TASK
Extract every entry word for word.

Records from a data source:
------------------------------------

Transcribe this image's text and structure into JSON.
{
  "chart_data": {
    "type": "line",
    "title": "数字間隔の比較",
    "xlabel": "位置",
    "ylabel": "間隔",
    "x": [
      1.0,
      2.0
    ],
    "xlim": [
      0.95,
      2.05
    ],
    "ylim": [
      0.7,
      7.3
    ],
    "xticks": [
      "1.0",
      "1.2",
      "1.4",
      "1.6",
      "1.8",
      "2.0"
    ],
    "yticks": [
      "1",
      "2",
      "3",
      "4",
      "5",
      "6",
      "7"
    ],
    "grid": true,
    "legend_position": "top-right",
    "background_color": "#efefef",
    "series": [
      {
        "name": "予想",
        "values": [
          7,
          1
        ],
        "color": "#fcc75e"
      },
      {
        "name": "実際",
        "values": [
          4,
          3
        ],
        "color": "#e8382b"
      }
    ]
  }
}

------------------------------------

TASK ANSWER
Transcribe this image's text and structure into JSON.
{
  "chart_data": {
    "type": "line",
    "title": "数字間隔の比較",
    "xlabel": "位置",
    "ylabel": "間隔",
    "x": [
      1.0,
      2.0
    ],
    "xlim": [
      0.95,
      2.05
    ],
    "ylim": [
      0.7,
      7.3
    ],
    "xticks": [
      "1.0",
      "1.2",
      "1.4",
      "1.6",
      "1.8",
      "2.0"
    ],
    "yticks": [
      "1",
      "2",
      "3",
      "4",
      "5",
      "6",
      "7"
    ],
    "grid": true,
    "legend_position": "top-right",
    "background_color": "#efefef",
    "series": [
      {
        "name": "予想",
        "values": [
          7,
          1
        ],
        "color": "#fcc75e"
      },
      {
        "name": "実際",
        "values": [
          4,
          3
        ],
        "color": "#e8382b"
      }
    ]
  }
}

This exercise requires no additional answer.